— START INPUT MATERIAL —

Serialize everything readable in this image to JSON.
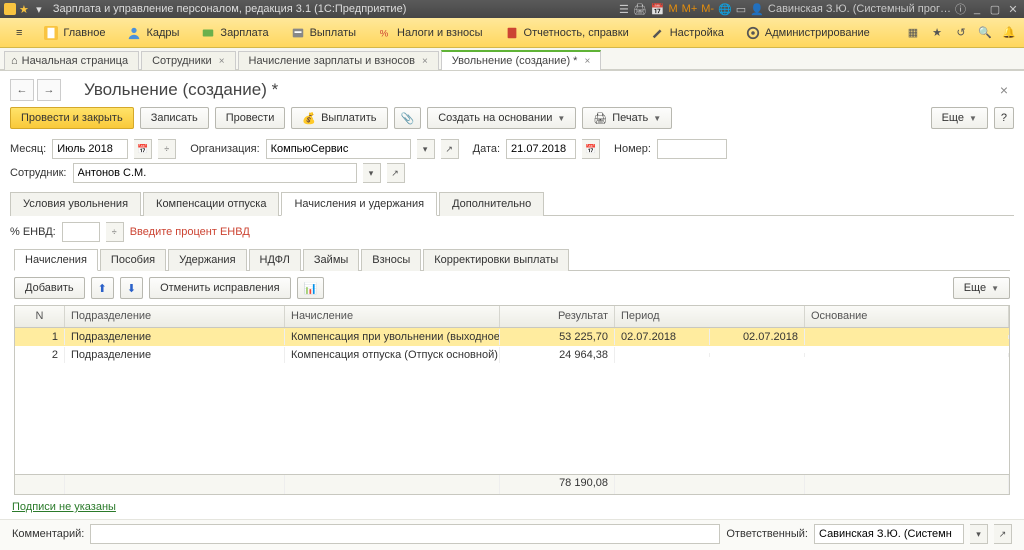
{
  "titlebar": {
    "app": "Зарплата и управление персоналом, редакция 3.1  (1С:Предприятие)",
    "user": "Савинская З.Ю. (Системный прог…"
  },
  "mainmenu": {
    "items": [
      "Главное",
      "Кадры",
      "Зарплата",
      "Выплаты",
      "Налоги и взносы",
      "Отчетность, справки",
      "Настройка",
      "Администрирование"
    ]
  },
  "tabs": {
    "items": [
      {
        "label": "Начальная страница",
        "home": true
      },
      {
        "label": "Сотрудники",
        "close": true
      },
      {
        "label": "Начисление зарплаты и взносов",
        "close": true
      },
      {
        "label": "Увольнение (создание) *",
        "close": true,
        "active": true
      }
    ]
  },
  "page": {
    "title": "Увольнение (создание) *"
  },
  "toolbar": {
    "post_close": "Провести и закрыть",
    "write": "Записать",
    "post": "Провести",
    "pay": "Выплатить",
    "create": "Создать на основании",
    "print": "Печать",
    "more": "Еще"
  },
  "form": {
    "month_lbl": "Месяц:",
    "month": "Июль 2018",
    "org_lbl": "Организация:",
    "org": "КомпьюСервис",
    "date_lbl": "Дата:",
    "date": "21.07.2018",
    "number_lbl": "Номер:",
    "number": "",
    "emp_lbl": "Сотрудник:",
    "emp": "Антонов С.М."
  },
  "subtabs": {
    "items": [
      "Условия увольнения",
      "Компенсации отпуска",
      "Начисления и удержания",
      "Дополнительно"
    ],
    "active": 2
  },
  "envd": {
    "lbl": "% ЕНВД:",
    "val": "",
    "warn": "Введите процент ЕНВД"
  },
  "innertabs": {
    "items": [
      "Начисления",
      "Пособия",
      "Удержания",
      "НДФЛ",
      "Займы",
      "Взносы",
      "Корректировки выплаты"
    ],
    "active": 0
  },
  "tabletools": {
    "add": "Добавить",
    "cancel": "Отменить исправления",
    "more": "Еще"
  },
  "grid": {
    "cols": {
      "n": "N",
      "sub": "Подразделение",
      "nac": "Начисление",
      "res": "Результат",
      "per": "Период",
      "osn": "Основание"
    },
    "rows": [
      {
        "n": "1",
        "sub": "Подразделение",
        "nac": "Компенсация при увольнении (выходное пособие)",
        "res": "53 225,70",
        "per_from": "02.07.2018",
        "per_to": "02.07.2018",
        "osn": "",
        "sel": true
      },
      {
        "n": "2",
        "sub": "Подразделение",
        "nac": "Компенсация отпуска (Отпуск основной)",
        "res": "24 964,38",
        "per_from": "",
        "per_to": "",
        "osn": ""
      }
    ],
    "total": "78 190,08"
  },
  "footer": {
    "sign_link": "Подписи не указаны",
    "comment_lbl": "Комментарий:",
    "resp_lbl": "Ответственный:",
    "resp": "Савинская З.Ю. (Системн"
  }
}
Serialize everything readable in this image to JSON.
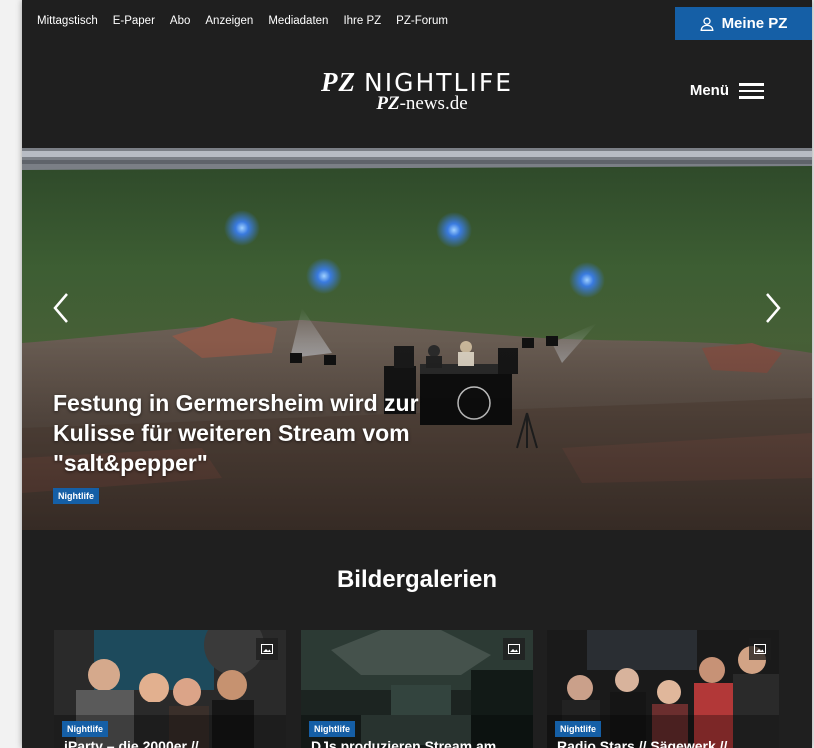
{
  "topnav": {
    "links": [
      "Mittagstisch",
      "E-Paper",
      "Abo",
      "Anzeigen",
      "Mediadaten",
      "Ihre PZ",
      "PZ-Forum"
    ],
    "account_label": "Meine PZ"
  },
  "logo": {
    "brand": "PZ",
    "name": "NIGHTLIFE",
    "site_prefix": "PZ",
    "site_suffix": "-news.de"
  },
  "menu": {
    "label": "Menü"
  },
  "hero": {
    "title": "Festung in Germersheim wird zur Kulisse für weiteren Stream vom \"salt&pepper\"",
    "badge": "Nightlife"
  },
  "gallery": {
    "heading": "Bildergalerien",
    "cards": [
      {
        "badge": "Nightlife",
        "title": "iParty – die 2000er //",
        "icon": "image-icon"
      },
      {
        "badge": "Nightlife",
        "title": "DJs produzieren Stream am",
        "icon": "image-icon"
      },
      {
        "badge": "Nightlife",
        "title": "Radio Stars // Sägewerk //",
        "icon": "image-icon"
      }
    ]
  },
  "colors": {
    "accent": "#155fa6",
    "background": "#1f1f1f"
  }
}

— END INPUT MATERIAL —

### GOAL
Gather and return every line that holds the string "Компенсация".

### PROBLEM SOLUTION
        "nac": "Компенсация при увольнении (выходное пособие)",
        "nac": "Компенсация отпуска (Отпуск основной)",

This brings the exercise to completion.